— BEGIN Data for processing —
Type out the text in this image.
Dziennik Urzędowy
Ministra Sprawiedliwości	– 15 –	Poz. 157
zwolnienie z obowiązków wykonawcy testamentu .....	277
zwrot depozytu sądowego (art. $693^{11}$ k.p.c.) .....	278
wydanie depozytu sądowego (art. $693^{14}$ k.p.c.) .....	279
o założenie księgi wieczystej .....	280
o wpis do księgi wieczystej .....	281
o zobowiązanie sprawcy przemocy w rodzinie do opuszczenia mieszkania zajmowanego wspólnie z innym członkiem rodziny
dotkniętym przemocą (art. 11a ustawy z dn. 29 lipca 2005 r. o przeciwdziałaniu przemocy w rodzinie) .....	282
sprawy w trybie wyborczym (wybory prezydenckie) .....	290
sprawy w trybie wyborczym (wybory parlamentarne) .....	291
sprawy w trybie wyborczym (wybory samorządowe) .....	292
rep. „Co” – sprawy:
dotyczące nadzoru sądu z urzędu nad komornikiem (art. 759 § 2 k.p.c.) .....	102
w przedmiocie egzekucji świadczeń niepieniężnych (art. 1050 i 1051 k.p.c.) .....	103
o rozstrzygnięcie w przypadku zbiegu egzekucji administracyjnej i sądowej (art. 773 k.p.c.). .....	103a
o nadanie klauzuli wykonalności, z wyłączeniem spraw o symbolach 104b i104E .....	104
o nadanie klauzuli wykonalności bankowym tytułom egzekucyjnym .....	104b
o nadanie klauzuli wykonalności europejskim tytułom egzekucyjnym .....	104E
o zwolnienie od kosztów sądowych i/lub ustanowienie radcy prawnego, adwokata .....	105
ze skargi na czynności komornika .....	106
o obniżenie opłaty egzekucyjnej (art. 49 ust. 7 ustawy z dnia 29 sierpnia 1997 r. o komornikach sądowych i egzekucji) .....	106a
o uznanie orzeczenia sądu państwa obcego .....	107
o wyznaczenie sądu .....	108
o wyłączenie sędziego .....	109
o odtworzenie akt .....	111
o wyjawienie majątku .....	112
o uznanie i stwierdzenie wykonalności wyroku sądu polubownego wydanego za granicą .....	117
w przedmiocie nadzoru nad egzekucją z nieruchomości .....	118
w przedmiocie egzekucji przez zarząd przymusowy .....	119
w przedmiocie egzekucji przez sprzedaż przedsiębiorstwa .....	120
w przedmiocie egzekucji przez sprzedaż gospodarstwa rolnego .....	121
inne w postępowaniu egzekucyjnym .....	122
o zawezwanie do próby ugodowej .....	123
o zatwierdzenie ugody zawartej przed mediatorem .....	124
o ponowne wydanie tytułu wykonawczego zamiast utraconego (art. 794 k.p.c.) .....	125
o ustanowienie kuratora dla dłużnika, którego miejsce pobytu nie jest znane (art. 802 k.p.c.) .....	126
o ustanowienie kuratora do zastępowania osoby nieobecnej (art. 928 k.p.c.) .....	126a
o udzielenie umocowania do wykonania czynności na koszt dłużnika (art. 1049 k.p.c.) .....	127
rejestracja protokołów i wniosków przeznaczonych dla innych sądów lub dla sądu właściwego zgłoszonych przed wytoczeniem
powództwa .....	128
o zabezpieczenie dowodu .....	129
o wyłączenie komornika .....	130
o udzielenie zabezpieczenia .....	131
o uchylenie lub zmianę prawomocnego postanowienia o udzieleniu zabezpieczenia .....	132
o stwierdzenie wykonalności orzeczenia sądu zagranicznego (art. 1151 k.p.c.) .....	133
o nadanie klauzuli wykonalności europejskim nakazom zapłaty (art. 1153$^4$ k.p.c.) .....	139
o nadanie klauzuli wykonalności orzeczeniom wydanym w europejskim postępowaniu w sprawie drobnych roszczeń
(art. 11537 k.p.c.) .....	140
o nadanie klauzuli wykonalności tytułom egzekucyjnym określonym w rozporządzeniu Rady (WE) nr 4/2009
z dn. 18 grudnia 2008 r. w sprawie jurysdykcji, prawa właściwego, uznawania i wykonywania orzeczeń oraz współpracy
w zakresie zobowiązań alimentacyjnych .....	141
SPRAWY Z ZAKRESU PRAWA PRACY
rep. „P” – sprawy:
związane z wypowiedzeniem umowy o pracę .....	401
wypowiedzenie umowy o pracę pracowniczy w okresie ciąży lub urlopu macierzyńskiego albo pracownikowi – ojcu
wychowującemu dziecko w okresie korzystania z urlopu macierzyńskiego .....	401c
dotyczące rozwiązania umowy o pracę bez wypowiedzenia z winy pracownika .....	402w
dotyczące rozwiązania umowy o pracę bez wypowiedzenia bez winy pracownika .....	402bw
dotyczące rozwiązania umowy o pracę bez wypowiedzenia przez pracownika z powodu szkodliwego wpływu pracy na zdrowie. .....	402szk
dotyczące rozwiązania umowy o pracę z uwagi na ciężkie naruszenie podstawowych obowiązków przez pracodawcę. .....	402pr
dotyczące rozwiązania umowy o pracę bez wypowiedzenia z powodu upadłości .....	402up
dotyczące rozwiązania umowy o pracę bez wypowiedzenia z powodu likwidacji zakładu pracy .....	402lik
— END Data for processing —
Quote all the records. Keep every word exact.

Solution for this task:
Type out the text in this image.
Dziennik Urzędowy
Ministra Sprawiedliwości	– 15 –	Poz. 157
zwolnienie z obowiązków wykonawcy testamentu .....	277
zwrot depozytu sądowego (art. $693^{11}$ k.p.c.) .....	278
wydanie depozytu sądowego (art. $693^{14}$ k.p.c.) .....	279
o założenie księgi wieczystej .....	280
o wpis do księgi wieczystej .....	281
o zobowiązanie sprawcy przemocy w rodzinie do opuszczenia mieszkania zajmowanego wspólnie z innym członkiem rodziny
dotkniętym przemocą (art. 11a ustawy z dn. 29 lipca 2005 r. o przeciwdziałaniu przemocy w rodzinie) .....	282
sprawy w trybie wyborczym (wybory prezydenckie) .....	290
sprawy w trybie wyborczym (wybory parlamentarne) .....	291
sprawy w trybie wyborczym (wybory samorządowe) .....	292
rep. „Co” – sprawy:
dotyczące nadzoru sądu z urzędu nad komornikiem (art. 759 § 2 k.p.c.) .....	102
w przedmiocie egzekucji świadczeń niepieniężnych (art. 1050 i 1051 k.p.c.) .....	103
o rozstrzygnięcie w przypadku zbiegu egzekucji administracyjnej i sądowej (art. 773 k.p.c.). .....	103a
o nadanie klauzuli wykonalności, z wyłączeniem spraw o symbolach 104b i104E .....	104
o nadanie klauzuli wykonalności bankowym tytułom egzekucyjnym .....	104b
o nadanie klauzuli wykonalności europejskim tytułom egzekucyjnym .....	104E
o zwolnienie od kosztów sądowych i/lub ustanowienie radcy prawnego, adwokata .....	105
ze skargi na czynności komornika .....	106
o obniżenie opłaty egzekucyjnej (art. 49 ust. 7 ustawy z dnia 29 sierpnia 1997 r. o komornikach sądowych i egzekucji) .....	106a
o uznanie orzeczenia sądu państwa obcego .....	107
o wyznaczenie sądu .....	108
o wyłączenie sędziego .....	109
o odtworzenie akt .....	111
o wyjawienie majątku .....	112
o uznanie i stwierdzenie wykonalności wyroku sądu polubownego wydanego za granicą .....	117
w przedmiocie nadzoru nad egzekucją z nieruchomości .....	118
w przedmiocie egzekucji przez zarząd przymusowy .....	119
w przedmiocie egzekucji przez sprzedaż przedsiębiorstwa .....	120
w przedmiocie egzekucji przez sprzedaż gospodarstwa rolnego .....	121
inne w postępowaniu egzekucyjnym .....	122
o zawezwanie do próby ugodowej .....	123
o zatwierdzenie ugody zawartej przed mediatorem .....	124
o ponowne wydanie tytułu wykonawczego zamiast utraconego (art. 794 k.p.c.) .....	125
o ustanowienie kuratora dla dłużnika, którego miejsce pobytu nie jest znane (art. 802 k.p.c.) .....	126
o ustanowienie kuratora do zastępowania osoby nieobecnej (art. 928 k.p.c.) .....	126a
o udzielenie umocowania do wykonania czynności na koszt dłużnika (art. 1049 k.p.c.) .....	127
rejestracja protokołów i wniosków przeznaczonych dla innych sądów lub dla sądu właściwego zgłoszonych przed wytoczeniem
powództwa .....	128
o zabezpieczenie dowodu .....	129
o wyłączenie komornika .....	130
o udzielenie zabezpieczenia .....	131
o uchylenie lub zmianę prawomocnego postanowienia o udzieleniu zabezpieczenia .....	132
o stwierdzenie wykonalności orzeczenia sądu zagranicznego (art. 1151 k.p.c.) .....	133
o nadanie klauzuli wykonalności europejskim nakazom zapłaty (art. 1153$^4$ k.p.c.) .....	139
o nadanie klauzuli wykonalności orzeczeniom wydanym w europejskim postępowaniu w sprawie drobnych roszczeń
(art. 11537 k.p.c.) .....	140
o nadanie klauzuli wykonalności tytułom egzekucyjnym określonym w rozporządzeniu Rady (WE) nr 4/2009
z dn. 18 grudnia 2008 r. w sprawie jurysdykcji, prawa właściwego, uznawania i wykonywania orzeczeń oraz współpracy
w zakresie zobowiązań alimentacyjnych .....	141
SPRAWY Z ZAKRESU PRAWA PRACY
rep. „P” – sprawy:
związane z wypowiedzeniem umowy o pracę .....	401
wypowiedzenie umowy o pracę pracowniczy w okresie ciąży lub urlopu macierzyńskiego albo pracownikowi – ojcu
wychowującemu dziecko w okresie korzystania z urlopu macierzyńskiego .....	401c
dotyczące rozwiązania umowy o pracę bez wypowiedzenia z winy pracownika .....	402w
dotyczące rozwiązania umowy o pracę bez wypowiedzenia bez winy pracownika .....	402bw
dotyczące rozwiązania umowy o pracę bez wypowiedzenia przez pracownika z powodu szkodliwego wpływu pracy na zdrowie. .....	402szk
dotyczące rozwiązania umowy o pracę z uwagi na ciężkie naruszenie podstawowych obowiązków przez pracodawcę. .....	402pr
dotyczące rozwiązania umowy o pracę bez wypowiedzenia z powodu upadłości .....	402up
dotyczące rozwiązania umowy o pracę bez wypowiedzenia z powodu likwidacji zakładu pracy .....	402lik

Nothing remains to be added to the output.